[Dataset records on visual material]
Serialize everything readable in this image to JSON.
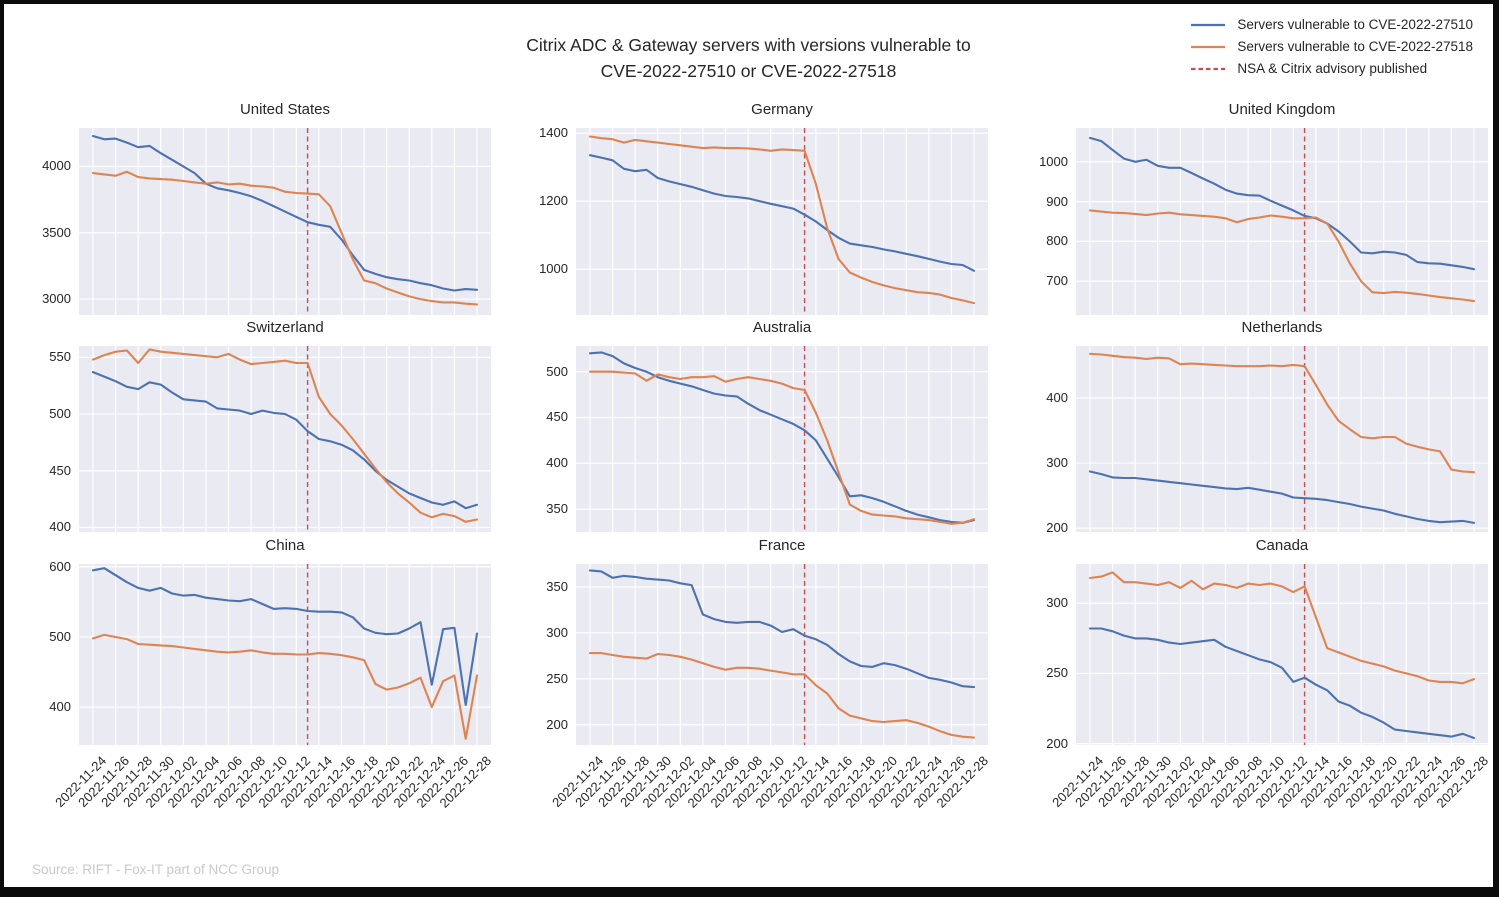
{
  "title": "Citrix ADC & Gateway servers with versions vulnerable to\nCVE-2022-27510 or CVE-2022-27518",
  "source": "Source: RIFT - Fox-IT part of NCC Group",
  "colors": {
    "cve_27510": "#4C72B0",
    "cve_27518": "#DD8452",
    "advisory": "#C44E52",
    "plot_bg": "#EAEAF2",
    "grid": "#FFFFFF",
    "text": "#262626",
    "source_text": "#C9C9C9",
    "figure_bg": "#FFFFFF",
    "frame_border": "#0B0B0B"
  },
  "legend": {
    "items": [
      {
        "label": "Servers vulnerable to CVE-2022-27510",
        "color_key": "cve_27510",
        "style": "solid"
      },
      {
        "label": "Servers vulnerable to CVE-2022-27518",
        "color_key": "cve_27518",
        "style": "solid"
      },
      {
        "label": "NSA & Citrix advisory published",
        "color_key": "advisory",
        "style": "dashed"
      }
    ]
  },
  "chart_data": {
    "type": "line",
    "title": "Citrix ADC & Gateway servers with versions vulnerable to CVE-2022-27510 or CVE-2022-27518",
    "grid": true,
    "legend_position": "top-right",
    "x_dates": [
      "2022-11-24",
      "2022-11-25",
      "2022-11-26",
      "2022-11-27",
      "2022-11-28",
      "2022-11-29",
      "2022-11-30",
      "2022-12-01",
      "2022-12-02",
      "2022-12-03",
      "2022-12-04",
      "2022-12-05",
      "2022-12-06",
      "2022-12-07",
      "2022-12-08",
      "2022-12-09",
      "2022-12-10",
      "2022-12-11",
      "2022-12-12",
      "2022-12-13",
      "2022-12-14",
      "2022-12-15",
      "2022-12-16",
      "2022-12-17",
      "2022-12-18",
      "2022-12-19",
      "2022-12-20",
      "2022-12-21",
      "2022-12-22",
      "2022-12-23",
      "2022-12-24",
      "2022-12-25",
      "2022-12-26",
      "2022-12-27",
      "2022-12-28"
    ],
    "x_tick_labels": [
      "2022-11-24",
      "2022-11-26",
      "2022-11-28",
      "2022-11-30",
      "2022-12-02",
      "2022-12-04",
      "2022-12-06",
      "2022-12-08",
      "2022-12-10",
      "2022-12-12",
      "2022-12-14",
      "2022-12-16",
      "2022-12-18",
      "2022-12-20",
      "2022-12-22",
      "2022-12-24",
      "2022-12-26",
      "2022-12-28"
    ],
    "advisory_date": "2022-12-13",
    "advisory_index": 19,
    "series_names": [
      "Servers vulnerable to CVE-2022-27510",
      "Servers vulnerable to CVE-2022-27518"
    ],
    "subplots": [
      {
        "title": "United States",
        "yticks": [
          3000,
          3500,
          4000
        ],
        "ylim": [
          2880,
          4290
        ],
        "cve_27510": [
          4230,
          4205,
          4210,
          4180,
          4145,
          4155,
          4100,
          4050,
          4000,
          3950,
          3870,
          3835,
          3820,
          3800,
          3775,
          3740,
          3700,
          3660,
          3620,
          3580,
          3560,
          3545,
          3450,
          3330,
          3220,
          3190,
          3165,
          3150,
          3140,
          3120,
          3105,
          3080,
          3065,
          3075,
          3070
        ],
        "cve_27518": [
          3950,
          3940,
          3930,
          3960,
          3920,
          3910,
          3905,
          3900,
          3890,
          3880,
          3870,
          3880,
          3865,
          3870,
          3855,
          3850,
          3840,
          3810,
          3800,
          3795,
          3790,
          3700,
          3500,
          3300,
          3140,
          3120,
          3080,
          3050,
          3020,
          3000,
          2985,
          2975,
          2975,
          2965,
          2960
        ]
      },
      {
        "title": "Germany",
        "yticks": [
          1000,
          1200,
          1400
        ],
        "ylim": [
          865,
          1415
        ],
        "cve_27510": [
          1335,
          1328,
          1320,
          1295,
          1288,
          1292,
          1268,
          1258,
          1250,
          1242,
          1232,
          1222,
          1215,
          1212,
          1208,
          1200,
          1192,
          1185,
          1178,
          1160,
          1140,
          1115,
          1092,
          1075,
          1070,
          1065,
          1058,
          1052,
          1045,
          1038,
          1030,
          1022,
          1015,
          1012,
          995
        ],
        "cve_27518": [
          1390,
          1385,
          1382,
          1372,
          1380,
          1376,
          1372,
          1368,
          1364,
          1360,
          1356,
          1358,
          1356,
          1356,
          1355,
          1352,
          1348,
          1352,
          1350,
          1348,
          1250,
          1120,
          1030,
          990,
          975,
          962,
          952,
          944,
          938,
          932,
          930,
          925,
          915,
          908,
          900
        ]
      },
      {
        "title": "United Kingdom",
        "yticks": [
          700,
          800,
          900,
          1000
        ],
        "ylim": [
          615,
          1085
        ],
        "cve_27510": [
          1060,
          1052,
          1030,
          1008,
          1000,
          1005,
          990,
          985,
          985,
          972,
          958,
          945,
          930,
          920,
          916,
          915,
          902,
          890,
          878,
          864,
          858,
          845,
          825,
          800,
          772,
          770,
          774,
          772,
          766,
          748,
          745,
          744,
          740,
          736,
          730
        ],
        "cve_27518": [
          878,
          875,
          872,
          871,
          869,
          866,
          870,
          872,
          868,
          866,
          864,
          862,
          858,
          848,
          856,
          860,
          865,
          862,
          858,
          858,
          860,
          845,
          800,
          745,
          700,
          672,
          670,
          673,
          671,
          668,
          664,
          660,
          657,
          654,
          650
        ]
      },
      {
        "title": "Switzerland",
        "yticks": [
          400,
          450,
          500,
          550
        ],
        "ylim": [
          396,
          560
        ],
        "cve_27510": [
          537,
          533,
          529,
          524,
          522,
          528,
          526,
          519,
          513,
          512,
          511,
          505,
          504,
          503,
          500,
          503,
          501,
          500,
          495,
          485,
          478,
          476,
          473,
          468,
          460,
          450,
          442,
          436,
          430,
          426,
          422,
          420,
          423,
          417,
          420
        ],
        "cve_27518": [
          548,
          552,
          555,
          556,
          545,
          557,
          555,
          554,
          553,
          552,
          551,
          550,
          553,
          548,
          544,
          545,
          546,
          547,
          545,
          545,
          515,
          500,
          490,
          478,
          465,
          452,
          440,
          430,
          422,
          413,
          409,
          412,
          410,
          405,
          407
        ]
      },
      {
        "title": "Australia",
        "yticks": [
          350,
          400,
          450,
          500
        ],
        "ylim": [
          325,
          528
        ],
        "cve_27510": [
          520,
          521,
          517,
          509,
          504,
          500,
          494,
          490,
          487,
          484,
          480,
          476,
          474,
          473,
          465,
          458,
          453,
          448,
          443,
          436,
          425,
          405,
          385,
          364,
          365,
          362,
          358,
          353,
          348,
          344,
          341,
          338,
          336,
          335,
          338
        ],
        "cve_27518": [
          500,
          500,
          500,
          499,
          498,
          490,
          497,
          494,
          492,
          494,
          494,
          495,
          489,
          492,
          494,
          492,
          490,
          487,
          482,
          480,
          455,
          425,
          390,
          355,
          348,
          344,
          343,
          342,
          340,
          339,
          338,
          336,
          334,
          335,
          339
        ]
      },
      {
        "title": "Netherlands",
        "yticks": [
          200,
          300,
          400
        ],
        "ylim": [
          194,
          480
        ],
        "cve_27510": [
          287,
          283,
          278,
          277,
          277,
          275,
          273,
          271,
          269,
          267,
          265,
          263,
          261,
          260,
          262,
          259,
          256,
          253,
          247,
          246,
          245,
          243,
          240,
          237,
          233,
          230,
          227,
          222,
          218,
          214,
          211,
          209,
          210,
          211,
          208
        ],
        "cve_27518": [
          468,
          467,
          465,
          463,
          462,
          460,
          462,
          461,
          452,
          453,
          452,
          451,
          450,
          449,
          449,
          449,
          450,
          449,
          451,
          449,
          420,
          390,
          365,
          352,
          340,
          338,
          340,
          340,
          330,
          325,
          321,
          318,
          290,
          287,
          286
        ]
      },
      {
        "title": "China",
        "yticks": [
          400,
          500,
          600
        ],
        "ylim": [
          346,
          604
        ],
        "cve_27510": [
          595,
          598,
          588,
          578,
          570,
          566,
          570,
          562,
          559,
          560,
          556,
          554,
          552,
          551,
          554,
          547,
          540,
          541,
          540,
          537,
          536,
          536,
          535,
          528,
          512,
          506,
          504,
          505,
          512,
          521,
          432,
          511,
          513,
          403,
          505
        ],
        "cve_27518": [
          498,
          503,
          500,
          497,
          490,
          489,
          488,
          487,
          485,
          483,
          481,
          479,
          478,
          479,
          481,
          478,
          476,
          476,
          475,
          475,
          477,
          476,
          474,
          471,
          467,
          433,
          425,
          428,
          434,
          442,
          400,
          437,
          445,
          355,
          445
        ]
      },
      {
        "title": "France",
        "yticks": [
          200,
          250,
          300,
          350
        ],
        "ylim": [
          178,
          375
        ],
        "cve_27510": [
          368,
          367,
          360,
          362,
          361,
          359,
          358,
          357,
          354,
          352,
          320,
          315,
          312,
          311,
          312,
          312,
          308,
          301,
          304,
          297,
          293,
          287,
          277,
          269,
          264,
          263,
          267,
          265,
          261,
          256,
          251,
          249,
          246,
          242,
          241
        ],
        "cve_27518": [
          278,
          278,
          276,
          274,
          273,
          272,
          277,
          276,
          274,
          271,
          267,
          263,
          260,
          262,
          262,
          261,
          259,
          257,
          255,
          255,
          243,
          234,
          218,
          210,
          207,
          204,
          203,
          204,
          205,
          202,
          198,
          193,
          189,
          187,
          186
        ]
      },
      {
        "title": "Canada",
        "yticks": [
          200,
          250,
          300
        ],
        "ylim": [
          199,
          328
        ],
        "cve_27510": [
          282,
          282,
          280,
          277,
          275,
          275,
          274,
          272,
          271,
          272,
          273,
          274,
          269,
          266,
          263,
          260,
          258,
          254,
          244,
          247,
          242,
          238,
          230,
          227,
          222,
          219,
          215,
          210,
          209,
          208,
          207,
          206,
          205,
          207,
          204
        ],
        "cve_27518": [
          318,
          319,
          322,
          315,
          315,
          314,
          313,
          315,
          311,
          316,
          310,
          314,
          313,
          311,
          314,
          313,
          314,
          312,
          308,
          312,
          290,
          268,
          265,
          262,
          259,
          257,
          255,
          252,
          250,
          248,
          245,
          244,
          244,
          243,
          246
        ]
      }
    ]
  }
}
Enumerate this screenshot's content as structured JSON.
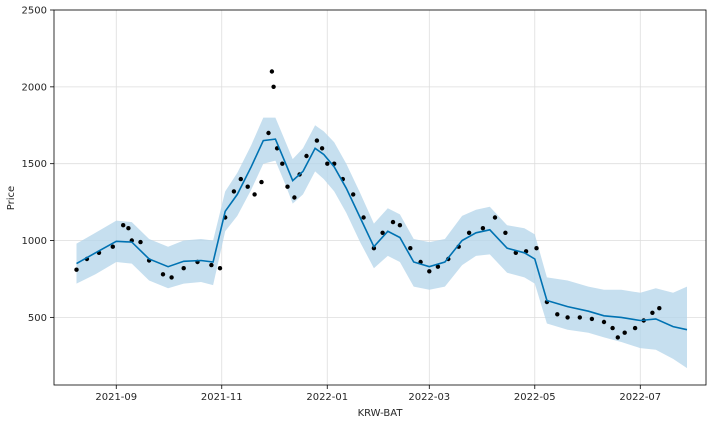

YOUR OBJECTIVE: Return all lines of the material above in which the word "United" occurs.

WRITTEN RESPONSE:
        "title": "United States",
        "title": "United Kingdom",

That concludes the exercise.